TASK OBJECTIVE:
Copy out the listing below with every instance of "chart-title" swapped for "figure-title" and nothing else altered. Leave the pictures out of your answer.

[Layout region records]
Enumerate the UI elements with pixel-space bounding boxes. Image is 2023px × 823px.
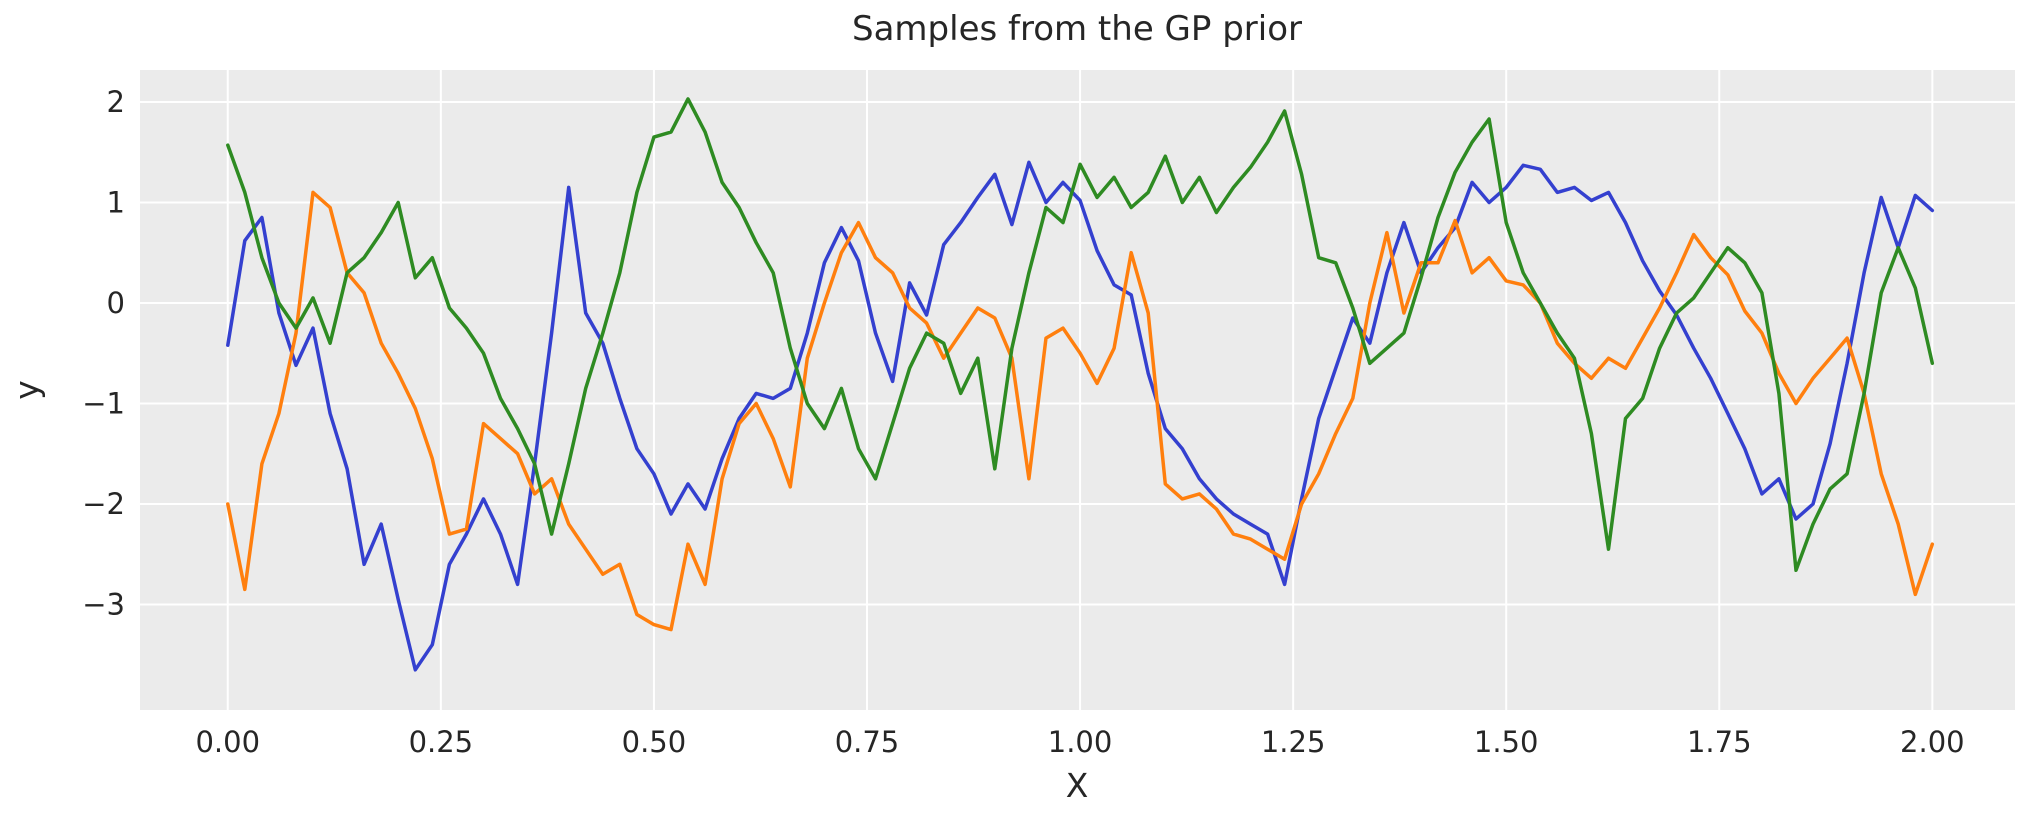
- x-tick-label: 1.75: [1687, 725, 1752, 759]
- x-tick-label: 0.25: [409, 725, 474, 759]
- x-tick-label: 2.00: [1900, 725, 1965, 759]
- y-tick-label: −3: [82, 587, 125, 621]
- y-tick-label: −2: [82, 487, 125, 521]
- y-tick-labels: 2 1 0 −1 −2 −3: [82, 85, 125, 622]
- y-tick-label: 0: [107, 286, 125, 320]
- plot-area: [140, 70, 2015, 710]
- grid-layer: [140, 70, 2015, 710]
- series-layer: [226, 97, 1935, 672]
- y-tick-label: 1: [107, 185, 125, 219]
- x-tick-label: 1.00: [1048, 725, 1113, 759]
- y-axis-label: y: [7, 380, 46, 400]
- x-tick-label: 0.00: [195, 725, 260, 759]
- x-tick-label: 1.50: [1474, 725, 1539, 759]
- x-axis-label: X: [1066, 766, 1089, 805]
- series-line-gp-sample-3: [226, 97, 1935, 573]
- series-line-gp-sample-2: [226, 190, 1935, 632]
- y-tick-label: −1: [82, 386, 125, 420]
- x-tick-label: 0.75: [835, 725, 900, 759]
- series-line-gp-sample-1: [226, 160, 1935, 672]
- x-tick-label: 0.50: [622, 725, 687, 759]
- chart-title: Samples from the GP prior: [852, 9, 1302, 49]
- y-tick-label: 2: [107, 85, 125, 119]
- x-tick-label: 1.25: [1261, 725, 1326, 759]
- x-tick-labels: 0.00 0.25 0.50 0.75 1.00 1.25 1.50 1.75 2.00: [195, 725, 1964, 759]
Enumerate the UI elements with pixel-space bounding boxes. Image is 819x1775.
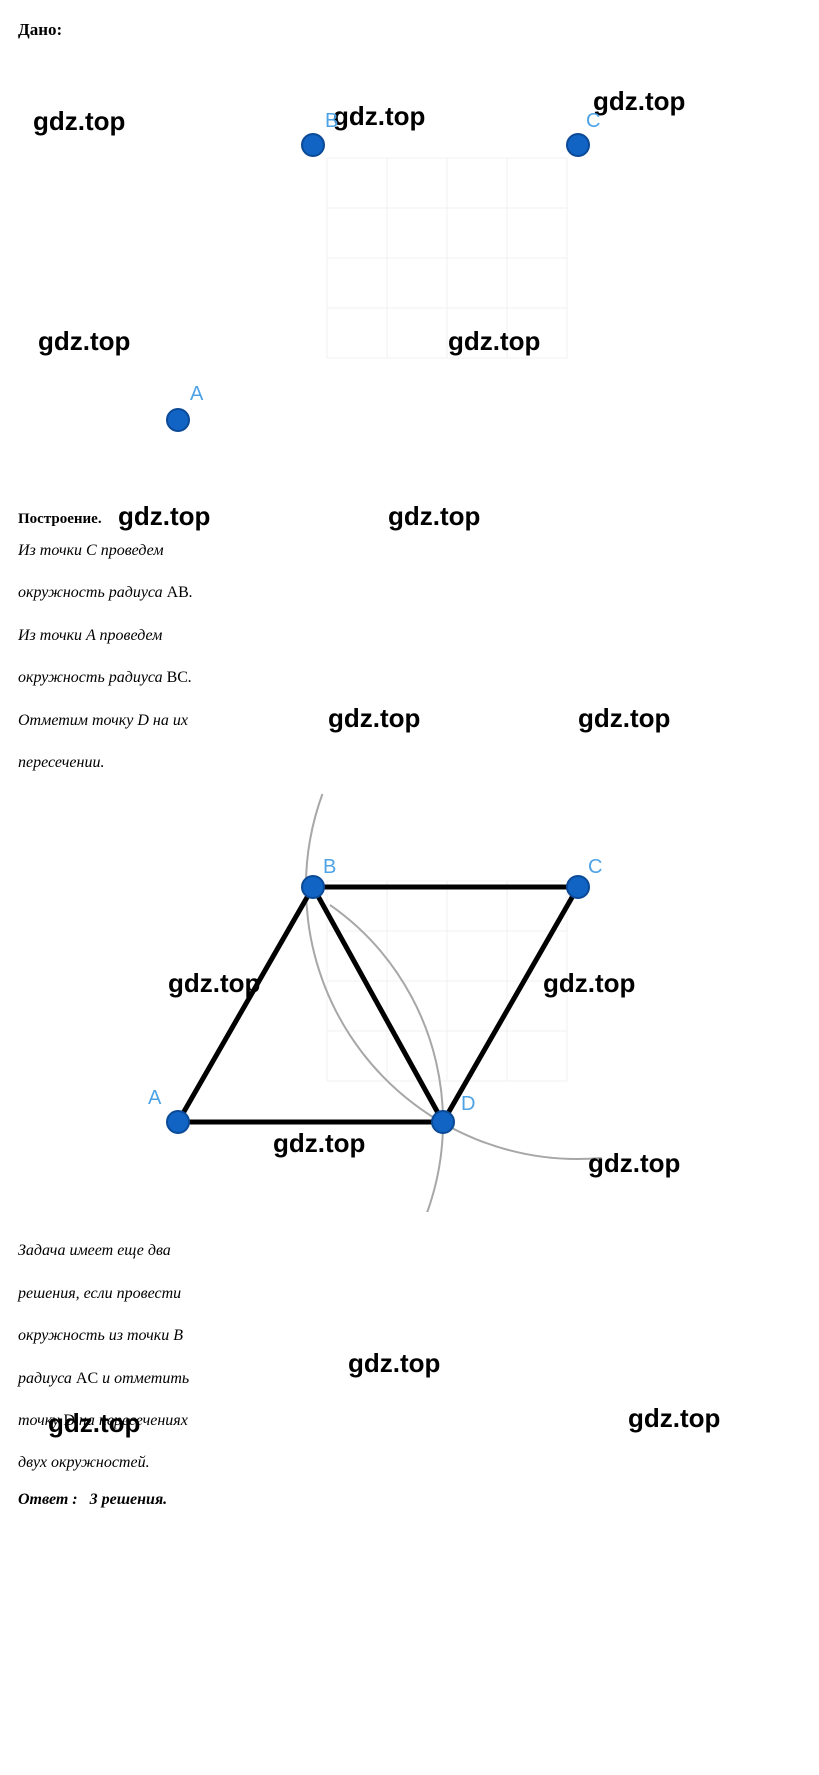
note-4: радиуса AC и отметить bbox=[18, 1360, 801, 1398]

SOLUTION:
Enumerate the UI elements with pixel-space bounding boxes. Image is 2023px × 823px.
- x-tick-label: 1.75: [1687, 725, 1752, 759]
- x-tick-label: 0.25: [409, 725, 474, 759]
- x-tick-label: 2.00: [1900, 725, 1965, 759]
- y-tick-label: −3: [82, 587, 125, 621]
- y-tick-label: −2: [82, 487, 125, 521]
- y-tick-labels: 2 1 0 −1 −2 −3: [82, 85, 125, 622]
- y-tick-label: 0: [107, 286, 125, 320]
- plot-area: [140, 70, 2015, 710]
- grid-layer: [140, 70, 2015, 710]
- series-layer: [226, 97, 1935, 672]
- y-tick-label: 1: [107, 185, 125, 219]
- x-tick-label: 1.00: [1048, 725, 1113, 759]
- y-axis-label: y: [7, 380, 46, 400]
- x-tick-label: 0.00: [195, 725, 260, 759]
- x-tick-label: 1.50: [1474, 725, 1539, 759]
- x-axis-label: X: [1066, 766, 1089, 805]
- series-line-gp-sample-3: [226, 97, 1935, 573]
- series-line-gp-sample-2: [226, 190, 1935, 632]
- y-tick-label: −1: [82, 386, 125, 420]
- x-tick-label: 0.75: [835, 725, 900, 759]
- series-line-gp-sample-1: [226, 160, 1935, 672]
- x-tick-label: 0.50: [622, 725, 687, 759]
- figure-title: Samples from the GP prior: [852, 9, 1302, 49]
- y-tick-label: 2: [107, 85, 125, 119]
- x-tick-label: 1.25: [1261, 725, 1326, 759]
- x-tick-labels: 0.00 0.25 0.50 0.75 1.00 1.25 1.50 1.75 2.00: [195, 725, 1964, 759]
Enumerate the UI elements with pixel-space bounding boxes. Image is 819x1775.
note-4: радиуса AC и отметить bbox=[18, 1360, 801, 1398]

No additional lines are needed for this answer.